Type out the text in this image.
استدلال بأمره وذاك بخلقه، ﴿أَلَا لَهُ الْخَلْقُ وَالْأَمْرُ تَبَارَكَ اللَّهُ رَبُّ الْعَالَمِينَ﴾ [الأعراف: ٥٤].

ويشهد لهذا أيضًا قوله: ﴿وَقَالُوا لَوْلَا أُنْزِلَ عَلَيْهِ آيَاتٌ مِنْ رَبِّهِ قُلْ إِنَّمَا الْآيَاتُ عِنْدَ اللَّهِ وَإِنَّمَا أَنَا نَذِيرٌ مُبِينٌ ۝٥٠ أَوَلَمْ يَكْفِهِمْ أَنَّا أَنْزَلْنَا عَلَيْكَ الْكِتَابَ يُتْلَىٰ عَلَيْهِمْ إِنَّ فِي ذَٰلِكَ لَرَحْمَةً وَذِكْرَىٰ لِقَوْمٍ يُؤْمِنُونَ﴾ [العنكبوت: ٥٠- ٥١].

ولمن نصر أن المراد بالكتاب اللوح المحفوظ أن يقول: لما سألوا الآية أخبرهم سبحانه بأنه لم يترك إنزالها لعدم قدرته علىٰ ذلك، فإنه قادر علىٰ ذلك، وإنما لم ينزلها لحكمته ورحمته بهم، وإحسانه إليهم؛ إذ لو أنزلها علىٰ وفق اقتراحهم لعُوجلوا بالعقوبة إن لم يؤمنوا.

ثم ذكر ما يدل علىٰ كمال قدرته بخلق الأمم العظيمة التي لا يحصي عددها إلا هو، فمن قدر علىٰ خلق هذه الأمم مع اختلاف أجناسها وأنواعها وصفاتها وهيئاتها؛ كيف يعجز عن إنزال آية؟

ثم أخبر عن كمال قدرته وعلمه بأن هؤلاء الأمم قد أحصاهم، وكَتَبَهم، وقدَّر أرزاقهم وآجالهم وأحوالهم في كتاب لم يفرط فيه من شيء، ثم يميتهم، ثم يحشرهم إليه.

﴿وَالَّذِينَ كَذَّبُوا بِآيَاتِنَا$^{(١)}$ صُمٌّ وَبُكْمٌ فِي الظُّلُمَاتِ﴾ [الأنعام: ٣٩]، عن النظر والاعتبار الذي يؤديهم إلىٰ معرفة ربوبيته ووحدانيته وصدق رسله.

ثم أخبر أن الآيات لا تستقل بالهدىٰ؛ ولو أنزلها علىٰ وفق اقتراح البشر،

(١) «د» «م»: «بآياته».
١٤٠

========================

▶ [Problem requirements]:
Extract every line containing the string "أنزلها" from the data above.

▶ [Correct output]:
ولمن نصر أن المراد بالكتاب اللوح المحفوظ أن يقول: لما سألوا الآية أخبرهم سبحانه بأنه لم يترك إنزالها لعدم قدرته علىٰ ذلك، فإنه قادر علىٰ ذلك، وإنما لم ينزلها لحكمته ورحمته بهم، وإحسانه إليهم؛ إذ لو أنزلها علىٰ وفق اقتراحهم لعُوجلوا بالعقوبة إن لم يؤمنوا.
ثم أخبر أن الآيات لا تستقل بالهدىٰ؛ ولو أنزلها علىٰ وفق اقتراح البشر،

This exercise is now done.